Work instructions:
All of the data must be printed exactly; please include every line.

Records from a collection:

====

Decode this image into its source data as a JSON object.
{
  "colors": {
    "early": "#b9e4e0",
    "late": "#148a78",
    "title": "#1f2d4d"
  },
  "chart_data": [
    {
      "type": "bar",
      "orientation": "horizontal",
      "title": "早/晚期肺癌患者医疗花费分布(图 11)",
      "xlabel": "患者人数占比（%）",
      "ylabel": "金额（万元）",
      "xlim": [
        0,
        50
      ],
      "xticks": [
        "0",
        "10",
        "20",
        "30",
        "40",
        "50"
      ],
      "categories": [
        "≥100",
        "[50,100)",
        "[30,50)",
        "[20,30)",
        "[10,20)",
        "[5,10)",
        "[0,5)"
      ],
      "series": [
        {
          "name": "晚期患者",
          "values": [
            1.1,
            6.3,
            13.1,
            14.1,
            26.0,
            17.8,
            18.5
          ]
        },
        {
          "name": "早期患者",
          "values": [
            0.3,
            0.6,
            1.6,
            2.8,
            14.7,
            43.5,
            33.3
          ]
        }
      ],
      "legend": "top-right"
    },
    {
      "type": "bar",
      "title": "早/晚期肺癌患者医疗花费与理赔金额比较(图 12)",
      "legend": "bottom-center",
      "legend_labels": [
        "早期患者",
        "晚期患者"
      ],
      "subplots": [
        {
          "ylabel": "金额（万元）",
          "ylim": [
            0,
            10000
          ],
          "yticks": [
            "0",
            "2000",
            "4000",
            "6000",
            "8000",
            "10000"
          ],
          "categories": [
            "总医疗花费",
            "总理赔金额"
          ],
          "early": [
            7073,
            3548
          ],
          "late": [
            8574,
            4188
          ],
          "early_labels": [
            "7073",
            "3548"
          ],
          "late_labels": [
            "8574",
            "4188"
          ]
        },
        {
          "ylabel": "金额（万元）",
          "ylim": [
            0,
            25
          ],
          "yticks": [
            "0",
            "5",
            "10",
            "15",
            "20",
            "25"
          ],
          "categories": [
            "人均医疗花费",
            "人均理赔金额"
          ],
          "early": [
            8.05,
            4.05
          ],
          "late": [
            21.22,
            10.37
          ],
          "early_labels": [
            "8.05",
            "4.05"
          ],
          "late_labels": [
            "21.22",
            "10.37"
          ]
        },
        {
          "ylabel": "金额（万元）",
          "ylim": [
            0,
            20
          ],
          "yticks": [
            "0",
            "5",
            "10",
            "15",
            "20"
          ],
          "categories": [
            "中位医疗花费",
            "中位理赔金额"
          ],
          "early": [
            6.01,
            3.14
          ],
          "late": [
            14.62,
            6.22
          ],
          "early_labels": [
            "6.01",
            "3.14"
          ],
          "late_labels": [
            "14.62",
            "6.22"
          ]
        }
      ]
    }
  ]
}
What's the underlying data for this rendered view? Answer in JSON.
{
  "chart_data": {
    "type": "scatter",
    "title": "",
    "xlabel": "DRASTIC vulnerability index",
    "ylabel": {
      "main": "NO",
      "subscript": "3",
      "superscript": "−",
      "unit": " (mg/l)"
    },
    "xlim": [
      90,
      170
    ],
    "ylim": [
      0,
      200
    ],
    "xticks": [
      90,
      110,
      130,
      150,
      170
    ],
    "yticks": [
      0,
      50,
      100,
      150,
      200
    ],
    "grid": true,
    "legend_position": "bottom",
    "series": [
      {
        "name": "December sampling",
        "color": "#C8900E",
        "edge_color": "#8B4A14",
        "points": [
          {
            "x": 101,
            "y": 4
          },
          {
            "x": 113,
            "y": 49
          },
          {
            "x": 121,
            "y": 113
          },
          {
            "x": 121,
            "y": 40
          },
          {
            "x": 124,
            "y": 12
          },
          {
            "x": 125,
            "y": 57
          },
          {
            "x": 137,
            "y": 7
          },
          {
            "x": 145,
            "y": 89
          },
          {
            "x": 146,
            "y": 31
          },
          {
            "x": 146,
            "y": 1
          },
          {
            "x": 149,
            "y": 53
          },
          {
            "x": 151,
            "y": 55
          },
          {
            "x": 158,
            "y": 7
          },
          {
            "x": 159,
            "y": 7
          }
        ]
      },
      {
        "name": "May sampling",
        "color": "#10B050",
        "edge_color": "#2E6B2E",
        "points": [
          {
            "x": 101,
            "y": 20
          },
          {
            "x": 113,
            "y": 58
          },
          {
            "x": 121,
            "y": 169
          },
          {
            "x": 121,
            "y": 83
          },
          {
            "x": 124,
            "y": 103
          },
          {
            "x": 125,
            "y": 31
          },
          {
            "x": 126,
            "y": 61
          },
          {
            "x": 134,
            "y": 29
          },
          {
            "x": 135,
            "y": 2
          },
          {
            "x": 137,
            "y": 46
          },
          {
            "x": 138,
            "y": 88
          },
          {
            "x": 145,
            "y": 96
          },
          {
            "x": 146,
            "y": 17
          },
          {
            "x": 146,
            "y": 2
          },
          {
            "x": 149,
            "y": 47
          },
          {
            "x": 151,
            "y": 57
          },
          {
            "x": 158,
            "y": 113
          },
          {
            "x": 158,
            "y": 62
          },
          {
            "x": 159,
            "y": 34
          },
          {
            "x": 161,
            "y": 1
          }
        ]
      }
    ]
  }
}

====

Task solution:
Decode this image into its source data as a JSON object.
{
  "colors": {
    "early": "#b9e4e0",
    "late": "#148a78",
    "title": "#1f2d4d"
  },
  "chart_data": [
    {
      "type": "bar",
      "orientation": "horizontal",
      "title": "早/晚期肺癌患者医疗花费分布(图 11)",
      "xlabel": "患者人数占比（%）",
      "ylabel": "金额（万元）",
      "xlim": [
        0,
        50
      ],
      "xticks": [
        "0",
        "10",
        "20",
        "30",
        "40",
        "50"
      ],
      "categories": [
        "≥100",
        "[50,100)",
        "[30,50)",
        "[20,30)",
        "[10,20)",
        "[5,10)",
        "[0,5)"
      ],
      "series": [
        {
          "name": "晚期患者",
          "values": [
            1.1,
            6.3,
            13.1,
            14.1,
            26.0,
            17.8,
            18.5
          ]
        },
        {
          "name": "早期患者",
          "values": [
            0.3,
            0.6,
            1.6,
            2.8,
            14.7,
            43.5,
            33.3
          ]
        }
      ],
      "legend": "top-right"
    },
    {
      "type": "bar",
      "title": "早/晚期肺癌患者医疗花费与理赔金额比较(图 12)",
      "legend": "bottom-center",
      "legend_labels": [
        "早期患者",
        "晚期患者"
      ],
      "subplots": [
        {
          "ylabel": "金额（万元）",
          "ylim": [
            0,
            10000
          ],
          "yticks": [
            "0",
            "2000",
            "4000",
            "6000",
            "8000",
            "10000"
          ],
          "categories": [
            "总医疗花费",
            "总理赔金额"
          ],
          "early": [
            7073,
            3548
          ],
          "late": [
            8574,
            4188
          ],
          "early_labels": [
            "7073",
            "3548"
          ],
          "late_labels": [
            "8574",
            "4188"
          ]
        },
        {
          "ylabel": "金额（万元）",
          "ylim": [
            0,
            25
          ],
          "yticks": [
            "0",
            "5",
            "10",
            "15",
            "20",
            "25"
          ],
          "categories": [
            "人均医疗花费",
            "人均理赔金额"
          ],
          "early": [
            8.05,
            4.05
          ],
          "late": [
            21.22,
            10.37
          ],
          "early_labels": [
            "8.05",
            "4.05"
          ],
          "late_labels": [
            "21.22",
            "10.37"
          ]
        },
        {
          "ylabel": "金额（万元）",
          "ylim": [
            0,
            20
          ],
          "yticks": [
            "0",
            "5",
            "10",
            "15",
            "20"
          ],
          "categories": [
            "中位医疗花费",
            "中位理赔金额"
          ],
          "early": [
            6.01,
            3.14
          ],
          "late": [
            14.62,
            6.22
          ],
          "early_labels": [
            "6.01",
            "3.14"
          ],
          "late_labels": [
            "14.62",
            "6.22"
          ]
        }
      ]
    }
  ]
}
What's the underlying data for this rendered view? Answer in JSON.
{
  "chart_data": {
    "type": "scatter",
    "title": "",
    "xlabel": "DRASTIC vulnerability index",
    "ylabel": {
      "main": "NO",
      "subscript": "3",
      "superscript": "−",
      "unit": " (mg/l)"
    },
    "xlim": [
      90,
      170
    ],
    "ylim": [
      0,
      200
    ],
    "xticks": [
      90,
      110,
      130,
      150,
      170
    ],
    "yticks": [
      0,
      50,
      100,
      150,
      200
    ],
    "grid": true,
    "legend_position": "bottom",
    "series": [
      {
        "name": "December sampling",
        "color": "#C8900E",
        "edge_color": "#8B4A14",
        "points": [
          {
            "x": 101,
            "y": 4
          },
          {
            "x": 113,
            "y": 49
          },
          {
            "x": 121,
            "y": 113
          },
          {
            "x": 121,
            "y": 40
          },
          {
            "x": 124,
            "y": 12
          },
          {
            "x": 125,
            "y": 57
          },
          {
            "x": 137,
            "y": 7
          },
          {
            "x": 145,
            "y": 89
          },
          {
            "x": 146,
            "y": 31
          },
          {
            "x": 146,
            "y": 1
          },
          {
            "x": 149,
            "y": 53
          },
          {
            "x": 151,
            "y": 55
          },
          {
            "x": 158,
            "y": 7
          },
          {
            "x": 159,
            "y": 7
          }
        ]
      },
      {
        "name": "May sampling",
        "color": "#10B050",
        "edge_color": "#2E6B2E",
        "points": [
          {
            "x": 101,
            "y": 20
          },
          {
            "x": 113,
            "y": 58
          },
          {
            "x": 121,
            "y": 169
          },
          {
            "x": 121,
            "y": 83
          },
          {
            "x": 124,
            "y": 103
          },
          {
            "x": 125,
            "y": 31
          },
          {
            "x": 126,
            "y": 61
          },
          {
            "x": 134,
            "y": 29
          },
          {
            "x": 135,
            "y": 2
          },
          {
            "x": 137,
            "y": 46
          },
          {
            "x": 138,
            "y": 88
          },
          {
            "x": 145,
            "y": 96
          },
          {
            "x": 146,
            "y": 17
          },
          {
            "x": 146,
            "y": 2
          },
          {
            "x": 149,
            "y": 47
          },
          {
            "x": 151,
            "y": 57
          },
          {
            "x": 158,
            "y": 113
          },
          {
            "x": 158,
            "y": 62
          },
          {
            "x": 159,
            "y": 34
          },
          {
            "x": 161,
            "y": 1
          }
        ]
      }
    ]
  }
}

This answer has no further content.